# Task brief
An exact copy of every record below is needed, with the pictures left out.

# Material for this task
########
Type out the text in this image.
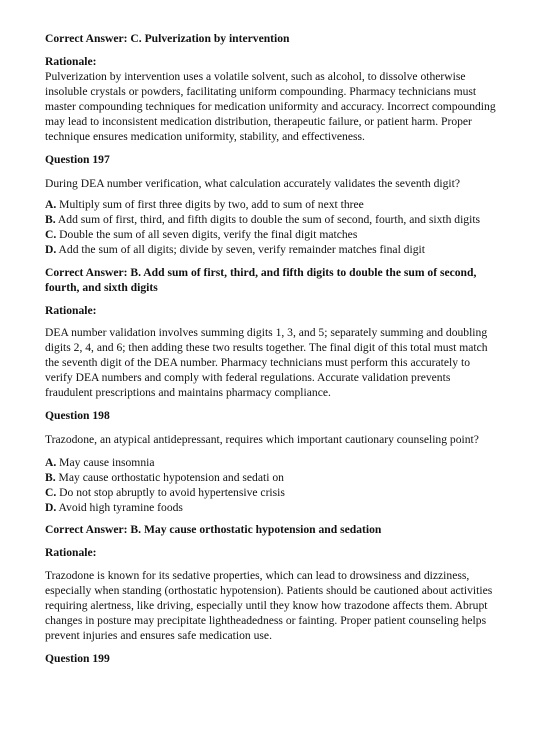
Correct Answer: C. Pulverization by intervention

Rationale:

Pulverization by intervention uses a volatile solvent, such as alcohol, to dissolve otherwise

insoluble crystals or powders, facilitating uniform compounding. Pharmacy technicians must

master compounding techniques for medication uniformity and accuracy. Incorrect compounding

may lead to inconsistent medication distribution, therapeutic failure, or patient harm. Proper

technique ensures medication uniformity, stability, and effectiveness.

Question 197

During DEA number verification, what calculation accurately validates the seventh digit?

A. Multiply sum of first three digits by two, add to sum of next three

B. Add sum of first, third, and fifth digits to double the sum of second, fourth, and sixth digits

C. Double the sum of all seven digits, verify the final digit matches

D. Add the sum of all digits; divide by seven, verify remainder matches final digit

Correct Answer: B. Add sum of first, third, and fifth digits to double the sum of second,

fourth, and sixth digits

Rationale:

DEA number validation involves summing digits 1, 3, and 5; separately summing and doubling

digits 2, 4, and 6; then adding these two results together. The final digit of this total must match

the seventh digit of the DEA number. Pharmacy technicians must perform this accurately to

verify DEA numbers and comply with federal regulations. Accurate validation prevents

fraudulent prescriptions and maintains pharmacy compliance.

Question 198

Trazodone, an atypical antidepressant, requires which important cautionary counseling point?

A. May cause insomnia

B. May cause orthostatic hypotension and sedati on

C. Do not stop abruptly to avoid hypertensive crisis

D. Avoid high tyramine foods

Correct Answer: B. May cause orthostatic hypotension and sedation

Rationale:

Trazodone is known for its sedative properties, which can lead to drowsiness and dizziness,

especially when standing (orthostatic hypotension). Patients should be cautioned about activities

requiring alertness, like driving, especially until they know how trazodone affects them. Abrupt

changes in posture may precipitate lightheadedness or fainting. Proper patient counseling helps

prevent injuries and ensures safe medication use.

Question 199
########
# Exercise solution
Type out the text in this image.
Correct Answer: C. Pulverization by intervention

Rationale:

Pulverization by intervention uses a volatile solvent, such as alcohol, to dissolve otherwise

insoluble crystals or powders, facilitating uniform compounding. Pharmacy technicians must

master compounding techniques for medication uniformity and accuracy. Incorrect compounding

may lead to inconsistent medication distribution, therapeutic failure, or patient harm. Proper

technique ensures medication uniformity, stability, and effectiveness.

Question 197

During DEA number verification, what calculation accurately validates the seventh digit?

A. Multiply sum of first three digits by two, add to sum of next three

B. Add sum of first, third, and fifth digits to double the sum of second, fourth, and sixth digits

C. Double the sum of all seven digits, verify the final digit matches

D. Add the sum of all digits; divide by seven, verify remainder matches final digit

Correct Answer: B. Add sum of first, third, and fifth digits to double the sum of second,

fourth, and sixth digits

Rationale:

DEA number validation involves summing digits 1, 3, and 5; separately summing and doubling

digits 2, 4, and 6; then adding these two results together. The final digit of this total must match

the seventh digit of the DEA number. Pharmacy technicians must perform this accurately to

verify DEA numbers and comply with federal regulations. Accurate validation prevents

fraudulent prescriptions and maintains pharmacy compliance.

Question 198

Trazodone, an atypical antidepressant, requires which important cautionary counseling point?

A. May cause insomnia

B. May cause orthostatic hypotension and sedati on

C. Do not stop abruptly to avoid hypertensive crisis

D. Avoid high tyramine foods

Correct Answer: B. May cause orthostatic hypotension and sedation

Rationale:

Trazodone is known for its sedative properties, which can lead to drowsiness and dizziness,

especially when standing (orthostatic hypotension). Patients should be cautioned about activities

requiring alertness, like driving, especially until they know how trazodone affects them. Abrupt

changes in posture may precipitate lightheadedness or fainting. Proper patient counseling helps

prevent injuries and ensures safe medication use.

Question 199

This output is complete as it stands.